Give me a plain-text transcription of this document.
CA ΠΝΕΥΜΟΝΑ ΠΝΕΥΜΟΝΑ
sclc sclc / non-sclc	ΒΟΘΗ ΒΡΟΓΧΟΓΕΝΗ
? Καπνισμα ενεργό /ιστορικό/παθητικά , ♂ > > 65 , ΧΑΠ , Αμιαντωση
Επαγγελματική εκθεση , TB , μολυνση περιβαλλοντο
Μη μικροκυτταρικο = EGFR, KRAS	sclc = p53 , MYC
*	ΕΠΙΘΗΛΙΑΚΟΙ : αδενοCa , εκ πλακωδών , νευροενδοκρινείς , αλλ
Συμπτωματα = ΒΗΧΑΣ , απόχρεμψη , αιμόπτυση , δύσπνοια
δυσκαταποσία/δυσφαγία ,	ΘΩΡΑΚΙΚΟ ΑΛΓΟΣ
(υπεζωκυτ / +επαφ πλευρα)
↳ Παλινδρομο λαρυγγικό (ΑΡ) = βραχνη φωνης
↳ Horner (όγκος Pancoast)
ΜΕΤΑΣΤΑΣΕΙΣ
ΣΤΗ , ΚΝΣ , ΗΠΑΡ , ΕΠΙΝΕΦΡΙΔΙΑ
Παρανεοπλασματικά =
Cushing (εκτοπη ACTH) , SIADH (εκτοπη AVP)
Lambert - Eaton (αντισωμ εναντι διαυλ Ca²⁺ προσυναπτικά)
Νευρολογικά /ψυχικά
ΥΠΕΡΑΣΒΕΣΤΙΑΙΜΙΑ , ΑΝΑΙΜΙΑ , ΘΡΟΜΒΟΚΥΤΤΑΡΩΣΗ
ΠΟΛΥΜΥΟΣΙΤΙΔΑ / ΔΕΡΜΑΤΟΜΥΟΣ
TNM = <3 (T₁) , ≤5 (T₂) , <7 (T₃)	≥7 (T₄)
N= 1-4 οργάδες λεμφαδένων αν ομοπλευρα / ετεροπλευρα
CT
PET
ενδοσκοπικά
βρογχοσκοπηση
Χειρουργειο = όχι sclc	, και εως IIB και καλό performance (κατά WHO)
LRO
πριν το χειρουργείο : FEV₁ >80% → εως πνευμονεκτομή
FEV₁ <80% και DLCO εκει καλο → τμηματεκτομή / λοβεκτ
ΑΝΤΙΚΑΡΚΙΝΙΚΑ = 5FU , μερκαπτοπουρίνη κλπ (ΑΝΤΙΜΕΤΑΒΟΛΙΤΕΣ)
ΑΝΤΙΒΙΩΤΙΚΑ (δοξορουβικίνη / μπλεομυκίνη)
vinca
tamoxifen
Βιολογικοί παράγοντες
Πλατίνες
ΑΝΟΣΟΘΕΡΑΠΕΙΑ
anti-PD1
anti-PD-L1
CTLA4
★ ★ ★ ★ ★ ★ ★
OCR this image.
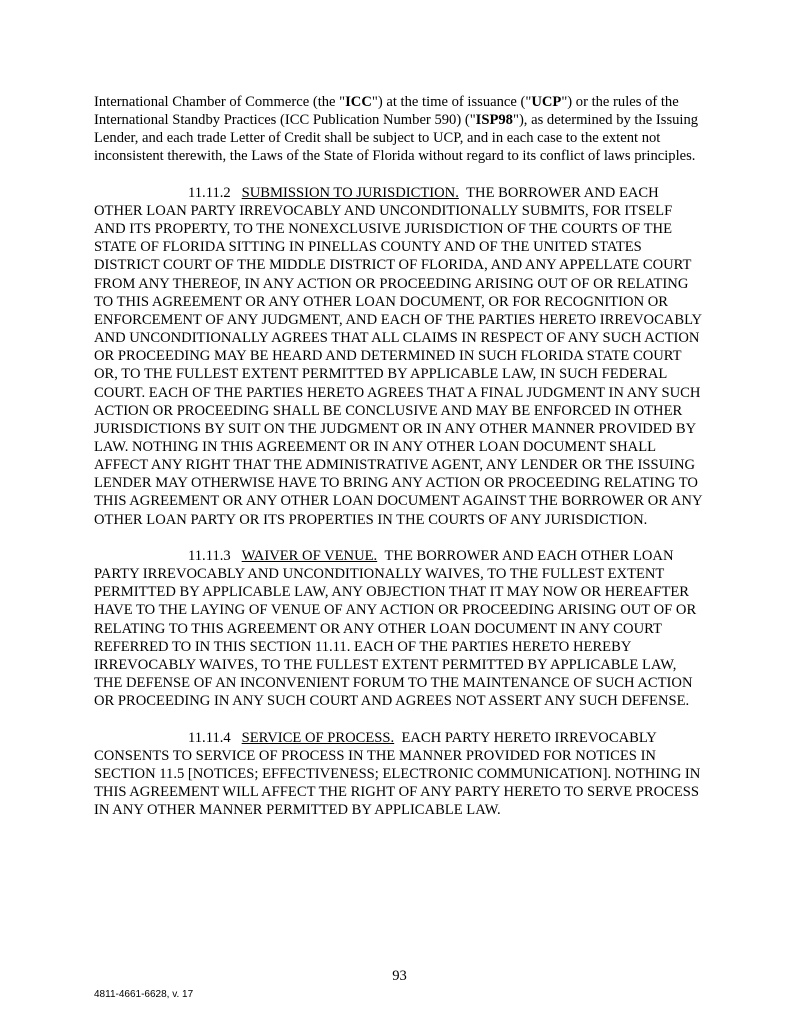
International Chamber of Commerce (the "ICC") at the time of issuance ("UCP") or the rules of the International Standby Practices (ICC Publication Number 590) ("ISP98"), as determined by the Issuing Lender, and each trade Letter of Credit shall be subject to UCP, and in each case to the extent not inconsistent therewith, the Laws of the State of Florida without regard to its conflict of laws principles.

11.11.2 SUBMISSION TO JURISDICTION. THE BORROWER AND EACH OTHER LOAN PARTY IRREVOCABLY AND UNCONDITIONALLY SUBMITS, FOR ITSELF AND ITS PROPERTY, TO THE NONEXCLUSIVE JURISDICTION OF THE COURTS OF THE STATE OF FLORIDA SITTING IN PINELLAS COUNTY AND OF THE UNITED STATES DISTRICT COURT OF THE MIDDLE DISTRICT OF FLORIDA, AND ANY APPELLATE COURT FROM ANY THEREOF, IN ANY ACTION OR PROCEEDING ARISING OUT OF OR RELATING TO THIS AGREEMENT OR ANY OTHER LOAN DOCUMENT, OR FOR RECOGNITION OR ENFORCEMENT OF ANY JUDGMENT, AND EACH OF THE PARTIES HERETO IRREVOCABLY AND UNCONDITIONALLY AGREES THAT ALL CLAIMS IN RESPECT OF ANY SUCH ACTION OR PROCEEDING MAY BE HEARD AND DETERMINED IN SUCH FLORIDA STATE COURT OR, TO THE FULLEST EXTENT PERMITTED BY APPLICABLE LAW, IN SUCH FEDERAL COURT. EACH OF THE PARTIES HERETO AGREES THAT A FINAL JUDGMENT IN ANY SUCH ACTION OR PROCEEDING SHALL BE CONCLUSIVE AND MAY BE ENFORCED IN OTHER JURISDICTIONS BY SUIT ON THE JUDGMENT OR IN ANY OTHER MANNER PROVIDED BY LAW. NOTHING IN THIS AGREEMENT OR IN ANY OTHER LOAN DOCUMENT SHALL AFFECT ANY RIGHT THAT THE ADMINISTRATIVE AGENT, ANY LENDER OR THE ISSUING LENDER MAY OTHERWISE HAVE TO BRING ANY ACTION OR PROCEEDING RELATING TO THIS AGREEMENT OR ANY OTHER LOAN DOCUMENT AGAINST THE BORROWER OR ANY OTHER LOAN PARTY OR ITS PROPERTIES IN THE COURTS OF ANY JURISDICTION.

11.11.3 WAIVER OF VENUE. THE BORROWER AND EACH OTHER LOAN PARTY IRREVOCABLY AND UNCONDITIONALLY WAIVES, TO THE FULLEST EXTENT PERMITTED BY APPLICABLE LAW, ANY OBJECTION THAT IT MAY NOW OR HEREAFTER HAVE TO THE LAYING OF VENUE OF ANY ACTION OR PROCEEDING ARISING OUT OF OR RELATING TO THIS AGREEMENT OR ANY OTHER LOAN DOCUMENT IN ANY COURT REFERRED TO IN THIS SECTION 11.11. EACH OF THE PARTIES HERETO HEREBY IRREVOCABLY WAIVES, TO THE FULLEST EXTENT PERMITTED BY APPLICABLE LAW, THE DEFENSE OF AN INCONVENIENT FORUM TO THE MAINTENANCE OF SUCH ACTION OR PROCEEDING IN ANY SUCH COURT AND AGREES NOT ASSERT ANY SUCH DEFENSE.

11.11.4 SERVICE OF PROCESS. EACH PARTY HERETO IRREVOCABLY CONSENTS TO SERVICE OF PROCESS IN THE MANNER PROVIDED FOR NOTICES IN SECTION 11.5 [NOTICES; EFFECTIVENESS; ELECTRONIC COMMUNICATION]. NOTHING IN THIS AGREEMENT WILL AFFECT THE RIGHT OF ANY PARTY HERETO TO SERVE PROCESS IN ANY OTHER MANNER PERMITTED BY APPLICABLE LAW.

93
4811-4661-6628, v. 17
★ ★ ★ ★ ★ ★ ★
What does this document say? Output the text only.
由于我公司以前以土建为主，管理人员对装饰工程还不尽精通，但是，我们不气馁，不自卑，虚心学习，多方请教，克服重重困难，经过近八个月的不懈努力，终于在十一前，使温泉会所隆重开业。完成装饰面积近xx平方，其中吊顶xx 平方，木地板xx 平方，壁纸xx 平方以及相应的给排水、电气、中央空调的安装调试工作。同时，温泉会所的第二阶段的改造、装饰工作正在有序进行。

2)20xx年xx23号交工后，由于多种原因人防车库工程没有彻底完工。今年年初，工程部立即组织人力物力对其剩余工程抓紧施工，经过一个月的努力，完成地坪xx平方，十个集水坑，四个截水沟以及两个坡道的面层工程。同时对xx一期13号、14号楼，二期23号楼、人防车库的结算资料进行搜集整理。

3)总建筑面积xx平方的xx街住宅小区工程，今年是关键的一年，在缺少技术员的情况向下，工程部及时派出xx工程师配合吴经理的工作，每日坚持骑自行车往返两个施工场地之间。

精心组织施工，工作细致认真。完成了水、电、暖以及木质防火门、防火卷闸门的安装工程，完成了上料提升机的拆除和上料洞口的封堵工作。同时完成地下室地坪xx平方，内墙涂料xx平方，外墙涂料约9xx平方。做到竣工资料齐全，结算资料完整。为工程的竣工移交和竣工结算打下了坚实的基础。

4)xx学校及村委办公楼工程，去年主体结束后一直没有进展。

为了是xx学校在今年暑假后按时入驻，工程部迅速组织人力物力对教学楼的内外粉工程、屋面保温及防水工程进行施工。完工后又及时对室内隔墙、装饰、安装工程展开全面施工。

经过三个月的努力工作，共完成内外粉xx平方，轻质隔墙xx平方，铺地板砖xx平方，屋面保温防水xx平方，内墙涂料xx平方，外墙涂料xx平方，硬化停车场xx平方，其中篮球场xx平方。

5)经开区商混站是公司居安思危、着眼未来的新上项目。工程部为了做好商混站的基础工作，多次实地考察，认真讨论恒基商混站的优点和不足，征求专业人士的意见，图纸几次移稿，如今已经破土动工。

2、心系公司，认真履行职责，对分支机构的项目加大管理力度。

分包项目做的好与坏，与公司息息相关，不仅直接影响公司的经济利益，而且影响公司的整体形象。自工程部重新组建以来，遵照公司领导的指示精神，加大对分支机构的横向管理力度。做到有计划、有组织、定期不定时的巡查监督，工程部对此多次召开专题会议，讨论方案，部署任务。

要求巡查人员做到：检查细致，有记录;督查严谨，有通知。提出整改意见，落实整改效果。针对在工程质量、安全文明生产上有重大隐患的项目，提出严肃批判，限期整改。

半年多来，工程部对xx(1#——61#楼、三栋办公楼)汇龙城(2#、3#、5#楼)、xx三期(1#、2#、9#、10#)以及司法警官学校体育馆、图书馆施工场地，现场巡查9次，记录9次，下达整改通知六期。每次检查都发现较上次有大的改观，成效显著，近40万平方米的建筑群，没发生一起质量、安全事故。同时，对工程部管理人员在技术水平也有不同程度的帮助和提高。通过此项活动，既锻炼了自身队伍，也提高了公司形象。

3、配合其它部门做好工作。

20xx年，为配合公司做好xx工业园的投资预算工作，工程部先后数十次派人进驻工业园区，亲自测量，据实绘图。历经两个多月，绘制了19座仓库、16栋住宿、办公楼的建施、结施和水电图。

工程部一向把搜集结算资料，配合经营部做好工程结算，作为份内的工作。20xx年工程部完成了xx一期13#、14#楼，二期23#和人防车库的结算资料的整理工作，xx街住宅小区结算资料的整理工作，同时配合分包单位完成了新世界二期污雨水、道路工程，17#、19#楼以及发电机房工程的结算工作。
★ ★ ★ ★ ★ ★ ★
▶ _Problem_
Identify each line in the entries with the word "sclc" and copy it.

▶ _Reply to the exercise_
sclc sclc / non-sclc	ΒΟΘΗ ΒΡΟΓΧΟΓΕΝΗ
Μη μικροκυτταρικο = EGFR, KRAS	sclc = p53 , MYC
Χειρουργειο = όχι sclc	, και εως IIB και καλό performance (κατά WHO)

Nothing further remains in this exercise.